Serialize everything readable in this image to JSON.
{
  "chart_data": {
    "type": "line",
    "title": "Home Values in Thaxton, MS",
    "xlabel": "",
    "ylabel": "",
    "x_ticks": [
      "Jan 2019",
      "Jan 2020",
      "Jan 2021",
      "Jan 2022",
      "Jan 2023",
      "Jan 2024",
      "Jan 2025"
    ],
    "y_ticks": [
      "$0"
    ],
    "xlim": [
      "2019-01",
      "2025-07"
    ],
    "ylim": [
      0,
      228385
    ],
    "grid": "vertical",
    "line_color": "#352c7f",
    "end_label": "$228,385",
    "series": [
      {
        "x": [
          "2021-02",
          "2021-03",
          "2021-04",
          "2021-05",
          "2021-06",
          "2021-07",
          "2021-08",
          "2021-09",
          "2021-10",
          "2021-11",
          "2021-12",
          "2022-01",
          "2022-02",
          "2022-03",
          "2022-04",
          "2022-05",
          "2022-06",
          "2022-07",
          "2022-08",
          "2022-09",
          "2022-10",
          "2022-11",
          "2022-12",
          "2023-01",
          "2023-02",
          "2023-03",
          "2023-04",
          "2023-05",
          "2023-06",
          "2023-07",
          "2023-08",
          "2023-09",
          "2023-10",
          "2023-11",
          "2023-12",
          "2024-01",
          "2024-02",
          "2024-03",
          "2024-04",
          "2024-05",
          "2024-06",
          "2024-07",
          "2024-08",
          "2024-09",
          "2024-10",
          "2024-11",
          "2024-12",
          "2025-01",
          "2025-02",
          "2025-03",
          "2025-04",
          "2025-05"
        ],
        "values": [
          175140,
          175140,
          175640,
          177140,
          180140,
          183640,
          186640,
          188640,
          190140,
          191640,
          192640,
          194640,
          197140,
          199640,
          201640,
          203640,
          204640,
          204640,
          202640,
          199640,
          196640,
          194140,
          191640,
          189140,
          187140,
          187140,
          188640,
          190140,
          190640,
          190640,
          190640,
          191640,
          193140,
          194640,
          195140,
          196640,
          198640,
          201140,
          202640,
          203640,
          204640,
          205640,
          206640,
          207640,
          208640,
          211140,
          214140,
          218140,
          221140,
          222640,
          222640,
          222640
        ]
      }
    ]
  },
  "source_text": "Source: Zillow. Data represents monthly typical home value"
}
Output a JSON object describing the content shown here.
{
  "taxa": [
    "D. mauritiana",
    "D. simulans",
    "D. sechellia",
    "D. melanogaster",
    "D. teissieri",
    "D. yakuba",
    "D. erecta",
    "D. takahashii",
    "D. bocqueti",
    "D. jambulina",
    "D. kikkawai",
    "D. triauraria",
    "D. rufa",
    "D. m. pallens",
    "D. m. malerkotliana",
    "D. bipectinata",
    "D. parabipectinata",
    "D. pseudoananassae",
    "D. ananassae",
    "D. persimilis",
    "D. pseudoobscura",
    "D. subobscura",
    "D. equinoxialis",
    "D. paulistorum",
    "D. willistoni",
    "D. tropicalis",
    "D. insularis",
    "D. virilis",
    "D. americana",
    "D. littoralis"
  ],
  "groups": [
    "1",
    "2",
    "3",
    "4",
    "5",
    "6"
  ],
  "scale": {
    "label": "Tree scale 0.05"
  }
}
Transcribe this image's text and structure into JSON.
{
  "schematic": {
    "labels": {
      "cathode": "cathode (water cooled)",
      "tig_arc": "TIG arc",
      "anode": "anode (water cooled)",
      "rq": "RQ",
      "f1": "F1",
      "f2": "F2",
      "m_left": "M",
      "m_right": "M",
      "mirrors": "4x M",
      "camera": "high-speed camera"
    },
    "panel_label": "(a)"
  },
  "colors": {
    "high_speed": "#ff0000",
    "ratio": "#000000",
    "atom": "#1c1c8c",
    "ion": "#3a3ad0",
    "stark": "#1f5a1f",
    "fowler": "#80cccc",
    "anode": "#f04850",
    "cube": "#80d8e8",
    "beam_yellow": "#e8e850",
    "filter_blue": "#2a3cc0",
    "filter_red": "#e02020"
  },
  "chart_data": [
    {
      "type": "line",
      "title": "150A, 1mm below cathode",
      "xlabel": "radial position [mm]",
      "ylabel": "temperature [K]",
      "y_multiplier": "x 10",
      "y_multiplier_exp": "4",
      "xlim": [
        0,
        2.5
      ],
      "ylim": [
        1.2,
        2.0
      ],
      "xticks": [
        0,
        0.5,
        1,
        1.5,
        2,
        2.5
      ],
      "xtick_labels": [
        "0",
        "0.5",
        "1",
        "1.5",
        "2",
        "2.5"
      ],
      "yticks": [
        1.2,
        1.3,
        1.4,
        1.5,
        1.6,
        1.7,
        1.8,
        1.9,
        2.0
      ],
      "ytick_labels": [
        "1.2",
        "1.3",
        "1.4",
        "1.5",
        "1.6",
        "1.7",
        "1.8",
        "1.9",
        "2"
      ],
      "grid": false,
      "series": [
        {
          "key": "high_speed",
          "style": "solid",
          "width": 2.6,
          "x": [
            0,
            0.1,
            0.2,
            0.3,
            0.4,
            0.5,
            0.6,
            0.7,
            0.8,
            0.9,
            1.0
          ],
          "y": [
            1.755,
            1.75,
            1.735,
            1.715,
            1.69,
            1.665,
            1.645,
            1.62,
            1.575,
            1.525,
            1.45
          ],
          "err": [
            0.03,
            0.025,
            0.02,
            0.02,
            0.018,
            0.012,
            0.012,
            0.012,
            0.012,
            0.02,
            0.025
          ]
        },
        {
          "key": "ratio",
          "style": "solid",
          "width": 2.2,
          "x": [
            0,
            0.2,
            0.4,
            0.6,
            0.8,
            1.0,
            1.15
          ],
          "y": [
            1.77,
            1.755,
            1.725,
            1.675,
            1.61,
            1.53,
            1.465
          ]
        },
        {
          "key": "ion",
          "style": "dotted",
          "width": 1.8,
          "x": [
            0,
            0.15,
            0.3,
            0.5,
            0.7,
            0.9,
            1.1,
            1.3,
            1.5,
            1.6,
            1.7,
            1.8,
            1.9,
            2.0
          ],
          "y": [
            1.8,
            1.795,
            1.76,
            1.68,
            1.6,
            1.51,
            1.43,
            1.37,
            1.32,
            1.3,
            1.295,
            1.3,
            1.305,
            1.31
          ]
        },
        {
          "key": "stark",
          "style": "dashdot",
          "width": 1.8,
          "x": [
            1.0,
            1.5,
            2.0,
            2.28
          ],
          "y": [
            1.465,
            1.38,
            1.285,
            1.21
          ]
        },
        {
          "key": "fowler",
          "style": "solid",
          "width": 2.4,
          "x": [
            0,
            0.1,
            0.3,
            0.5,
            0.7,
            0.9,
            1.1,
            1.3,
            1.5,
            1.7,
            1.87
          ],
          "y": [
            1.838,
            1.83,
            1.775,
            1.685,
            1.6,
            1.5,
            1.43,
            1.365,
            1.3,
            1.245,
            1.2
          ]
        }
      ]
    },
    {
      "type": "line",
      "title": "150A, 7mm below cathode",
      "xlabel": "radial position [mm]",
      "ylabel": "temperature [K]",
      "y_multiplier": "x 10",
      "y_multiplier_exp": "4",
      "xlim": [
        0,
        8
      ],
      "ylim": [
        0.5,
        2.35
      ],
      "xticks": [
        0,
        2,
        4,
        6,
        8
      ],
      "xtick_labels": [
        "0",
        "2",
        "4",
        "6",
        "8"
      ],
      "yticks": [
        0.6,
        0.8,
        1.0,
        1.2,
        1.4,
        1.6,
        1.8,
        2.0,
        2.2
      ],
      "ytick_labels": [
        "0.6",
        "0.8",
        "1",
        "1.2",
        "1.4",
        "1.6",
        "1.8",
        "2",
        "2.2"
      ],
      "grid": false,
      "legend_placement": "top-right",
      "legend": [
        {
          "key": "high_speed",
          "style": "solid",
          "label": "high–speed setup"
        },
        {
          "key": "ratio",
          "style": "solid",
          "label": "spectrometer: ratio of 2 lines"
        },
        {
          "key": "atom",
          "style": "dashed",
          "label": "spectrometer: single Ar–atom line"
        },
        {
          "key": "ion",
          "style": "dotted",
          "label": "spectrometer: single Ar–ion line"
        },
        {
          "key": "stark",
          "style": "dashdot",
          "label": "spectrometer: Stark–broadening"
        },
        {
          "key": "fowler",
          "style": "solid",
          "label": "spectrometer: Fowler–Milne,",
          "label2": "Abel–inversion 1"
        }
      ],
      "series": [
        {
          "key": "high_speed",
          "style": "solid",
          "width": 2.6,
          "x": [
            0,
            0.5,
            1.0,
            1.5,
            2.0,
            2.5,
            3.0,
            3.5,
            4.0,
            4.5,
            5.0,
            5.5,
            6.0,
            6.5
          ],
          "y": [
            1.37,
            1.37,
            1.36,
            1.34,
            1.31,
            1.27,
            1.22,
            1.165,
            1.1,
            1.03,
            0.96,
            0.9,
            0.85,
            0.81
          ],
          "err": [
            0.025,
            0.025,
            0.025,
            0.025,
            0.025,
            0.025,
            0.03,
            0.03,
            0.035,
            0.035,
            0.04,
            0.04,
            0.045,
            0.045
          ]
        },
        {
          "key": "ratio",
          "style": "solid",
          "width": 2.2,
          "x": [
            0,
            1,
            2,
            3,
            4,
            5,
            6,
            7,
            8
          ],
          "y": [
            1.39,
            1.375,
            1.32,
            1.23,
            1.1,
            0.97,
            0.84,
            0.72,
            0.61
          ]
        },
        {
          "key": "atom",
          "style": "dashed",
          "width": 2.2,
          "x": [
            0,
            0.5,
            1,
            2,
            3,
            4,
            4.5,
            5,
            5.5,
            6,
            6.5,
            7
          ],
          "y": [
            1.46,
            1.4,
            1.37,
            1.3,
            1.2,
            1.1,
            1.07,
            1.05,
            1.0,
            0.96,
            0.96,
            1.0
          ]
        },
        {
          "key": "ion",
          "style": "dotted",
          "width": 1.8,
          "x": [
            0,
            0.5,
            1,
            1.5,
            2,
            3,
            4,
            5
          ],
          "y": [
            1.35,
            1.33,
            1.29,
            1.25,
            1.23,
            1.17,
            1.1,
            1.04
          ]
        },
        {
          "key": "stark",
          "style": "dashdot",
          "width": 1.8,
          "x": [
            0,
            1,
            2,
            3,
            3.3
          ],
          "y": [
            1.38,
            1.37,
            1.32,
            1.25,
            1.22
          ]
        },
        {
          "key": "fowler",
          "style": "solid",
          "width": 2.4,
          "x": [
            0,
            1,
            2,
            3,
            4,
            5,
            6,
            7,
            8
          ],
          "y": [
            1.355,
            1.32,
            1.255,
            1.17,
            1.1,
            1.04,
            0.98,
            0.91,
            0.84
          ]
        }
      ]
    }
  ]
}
────────
* Exercise description
Reproduce each line from the records that contains the word "image".

* Solution
Serialize everything readable in this image to JSON.
Transcribe this image's text and structure into JSON.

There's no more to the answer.